- _GIVEN TASK_: From the entries that follow, list every line in which the string "this" appears.

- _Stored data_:
● ● ● ● ●

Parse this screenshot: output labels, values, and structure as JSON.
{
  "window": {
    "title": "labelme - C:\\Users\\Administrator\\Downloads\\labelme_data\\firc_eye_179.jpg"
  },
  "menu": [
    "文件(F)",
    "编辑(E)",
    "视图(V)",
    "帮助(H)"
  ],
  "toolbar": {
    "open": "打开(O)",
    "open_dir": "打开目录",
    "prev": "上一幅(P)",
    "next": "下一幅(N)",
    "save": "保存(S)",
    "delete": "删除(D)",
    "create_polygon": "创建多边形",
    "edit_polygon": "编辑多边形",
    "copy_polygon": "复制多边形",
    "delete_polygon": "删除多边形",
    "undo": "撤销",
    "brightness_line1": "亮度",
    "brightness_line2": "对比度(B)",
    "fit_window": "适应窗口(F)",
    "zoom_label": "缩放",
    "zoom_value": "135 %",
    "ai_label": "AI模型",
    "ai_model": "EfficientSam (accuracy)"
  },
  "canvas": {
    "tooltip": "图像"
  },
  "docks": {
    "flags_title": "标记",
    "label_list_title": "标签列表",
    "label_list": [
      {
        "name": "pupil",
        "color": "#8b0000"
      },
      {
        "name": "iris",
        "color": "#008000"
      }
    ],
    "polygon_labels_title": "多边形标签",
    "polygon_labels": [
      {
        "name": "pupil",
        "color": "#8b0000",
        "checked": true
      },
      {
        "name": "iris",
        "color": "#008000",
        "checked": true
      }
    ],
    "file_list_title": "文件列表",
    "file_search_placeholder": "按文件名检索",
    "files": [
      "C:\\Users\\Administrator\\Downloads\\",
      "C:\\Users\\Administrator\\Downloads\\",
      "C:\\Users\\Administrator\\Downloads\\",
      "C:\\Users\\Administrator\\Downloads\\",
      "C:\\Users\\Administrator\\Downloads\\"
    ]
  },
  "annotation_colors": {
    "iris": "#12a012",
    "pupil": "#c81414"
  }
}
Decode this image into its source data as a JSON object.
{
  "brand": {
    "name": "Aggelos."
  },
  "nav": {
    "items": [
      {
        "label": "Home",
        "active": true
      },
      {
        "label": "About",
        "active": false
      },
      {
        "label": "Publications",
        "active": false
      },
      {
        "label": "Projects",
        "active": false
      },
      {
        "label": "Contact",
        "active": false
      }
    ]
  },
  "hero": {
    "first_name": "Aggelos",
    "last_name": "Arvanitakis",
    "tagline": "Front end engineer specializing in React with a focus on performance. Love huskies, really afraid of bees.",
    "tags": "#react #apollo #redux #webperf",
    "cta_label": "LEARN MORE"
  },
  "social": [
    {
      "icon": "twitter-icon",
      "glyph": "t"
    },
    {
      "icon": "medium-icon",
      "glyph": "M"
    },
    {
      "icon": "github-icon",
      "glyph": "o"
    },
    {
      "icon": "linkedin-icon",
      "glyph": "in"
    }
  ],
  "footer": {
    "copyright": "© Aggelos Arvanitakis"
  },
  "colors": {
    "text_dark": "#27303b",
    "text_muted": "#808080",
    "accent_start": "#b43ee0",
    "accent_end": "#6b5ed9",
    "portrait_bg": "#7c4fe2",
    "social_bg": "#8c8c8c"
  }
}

● ● ● ● ●

- _FINISHED TASK_:
Parse this screenshot: output labels, values, and structure as JSON.
Decode this image into its source data as a JSON object.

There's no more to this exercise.